__SHORT TASK__: Look through the data below and count each line where the word "随着年龄增长" appears. Reply with the count alone.

__DATA SUPPLIED__:
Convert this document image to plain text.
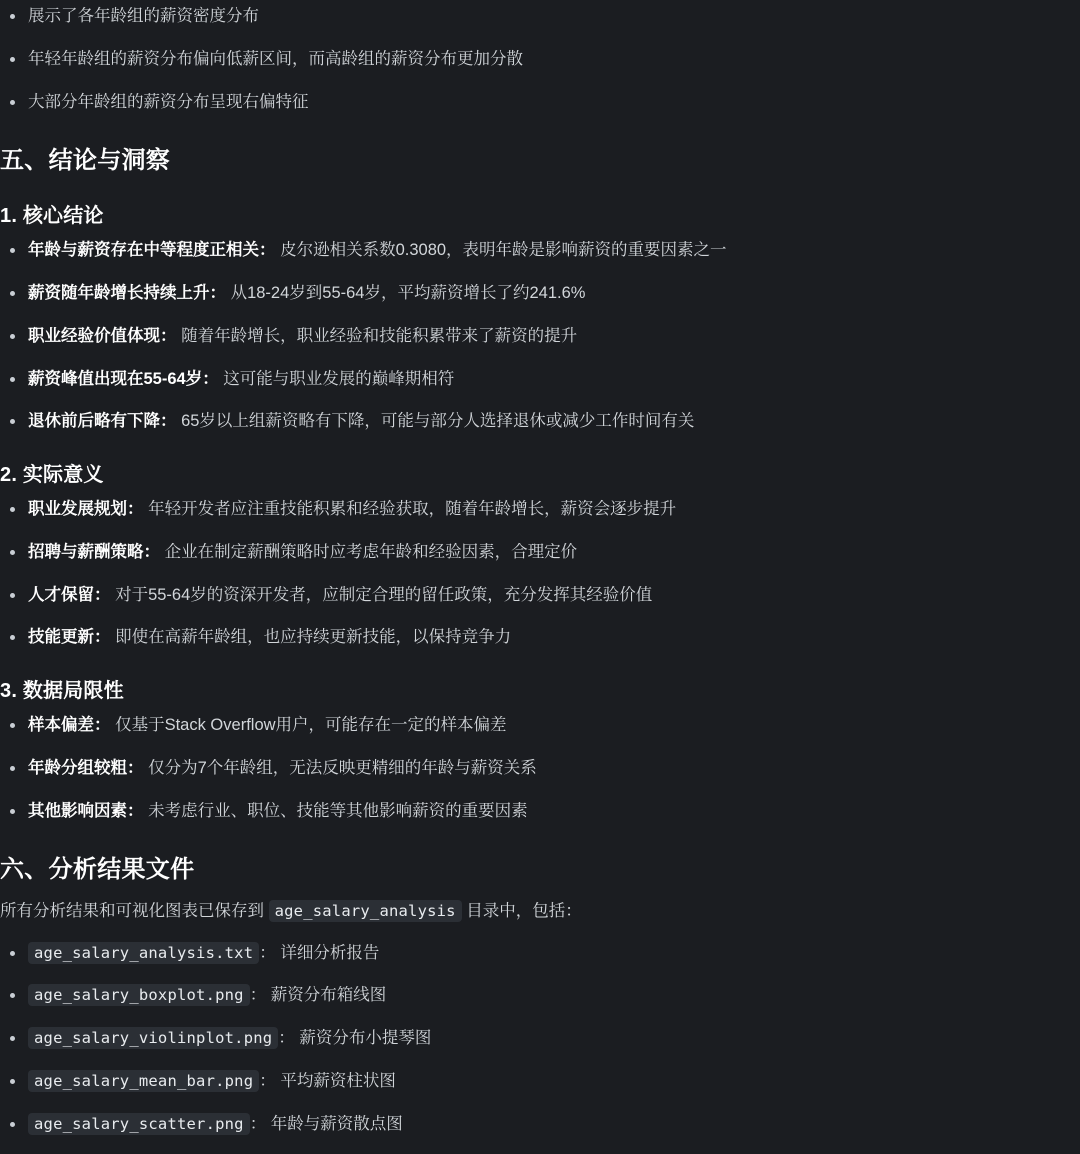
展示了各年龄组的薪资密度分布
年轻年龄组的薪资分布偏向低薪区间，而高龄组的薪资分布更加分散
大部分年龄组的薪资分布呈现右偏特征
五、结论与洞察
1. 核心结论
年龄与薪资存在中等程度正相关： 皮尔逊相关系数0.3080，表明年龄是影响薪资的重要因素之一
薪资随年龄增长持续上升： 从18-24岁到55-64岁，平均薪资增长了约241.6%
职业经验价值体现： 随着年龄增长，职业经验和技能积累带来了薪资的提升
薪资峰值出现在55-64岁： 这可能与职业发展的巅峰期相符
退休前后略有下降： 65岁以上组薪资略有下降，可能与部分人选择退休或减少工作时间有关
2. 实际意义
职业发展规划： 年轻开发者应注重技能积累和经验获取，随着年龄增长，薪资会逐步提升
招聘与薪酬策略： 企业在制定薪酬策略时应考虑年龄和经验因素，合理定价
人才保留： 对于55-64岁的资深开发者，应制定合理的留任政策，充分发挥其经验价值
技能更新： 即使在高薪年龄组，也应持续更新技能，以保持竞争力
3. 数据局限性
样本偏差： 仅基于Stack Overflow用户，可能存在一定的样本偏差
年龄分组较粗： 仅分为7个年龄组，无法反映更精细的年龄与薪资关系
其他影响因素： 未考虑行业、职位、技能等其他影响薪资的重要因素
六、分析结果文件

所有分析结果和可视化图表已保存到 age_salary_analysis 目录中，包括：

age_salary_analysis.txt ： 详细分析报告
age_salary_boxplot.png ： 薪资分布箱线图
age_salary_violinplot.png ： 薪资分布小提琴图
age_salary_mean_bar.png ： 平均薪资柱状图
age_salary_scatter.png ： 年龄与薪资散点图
--
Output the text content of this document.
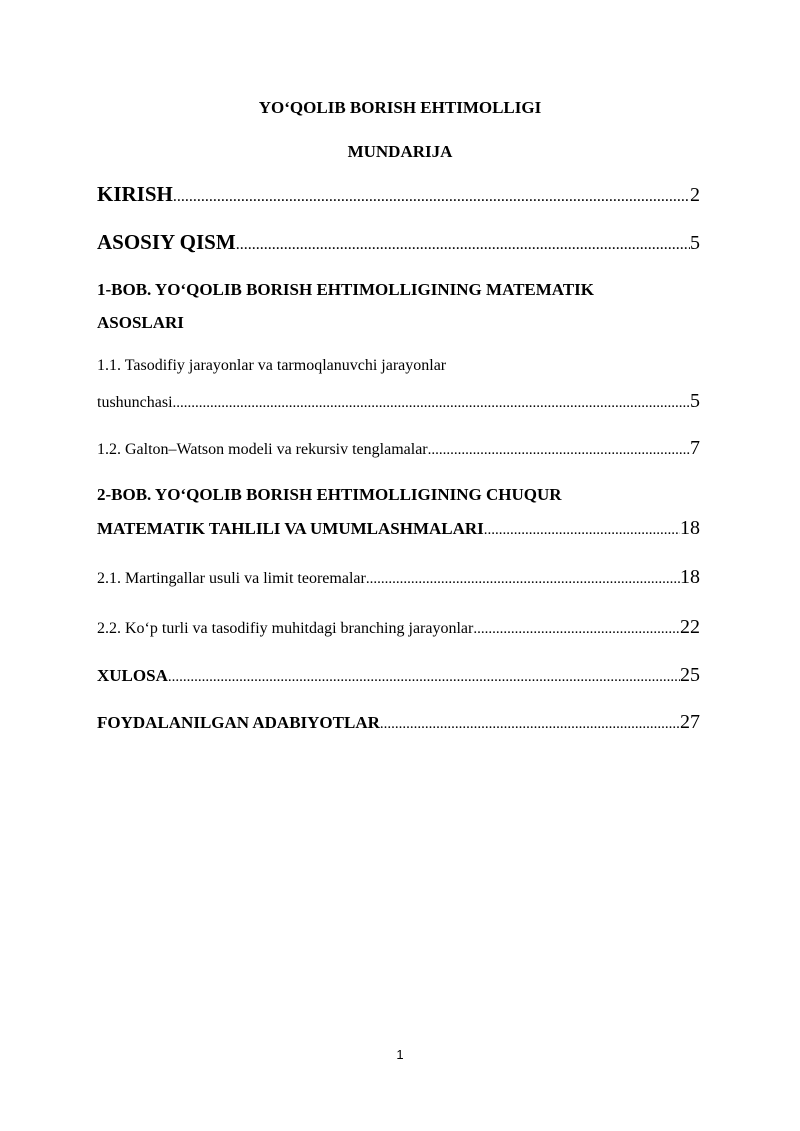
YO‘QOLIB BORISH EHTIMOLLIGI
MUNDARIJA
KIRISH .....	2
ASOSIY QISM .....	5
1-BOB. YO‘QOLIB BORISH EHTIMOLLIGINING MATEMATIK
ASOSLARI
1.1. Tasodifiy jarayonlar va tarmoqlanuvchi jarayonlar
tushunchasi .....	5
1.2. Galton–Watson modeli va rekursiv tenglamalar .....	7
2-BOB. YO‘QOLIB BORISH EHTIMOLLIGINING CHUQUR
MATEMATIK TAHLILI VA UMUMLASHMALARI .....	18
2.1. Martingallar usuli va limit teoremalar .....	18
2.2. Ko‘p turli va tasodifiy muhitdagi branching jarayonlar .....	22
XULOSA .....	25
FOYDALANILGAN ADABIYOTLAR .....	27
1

__TASK OUTPUT__: 2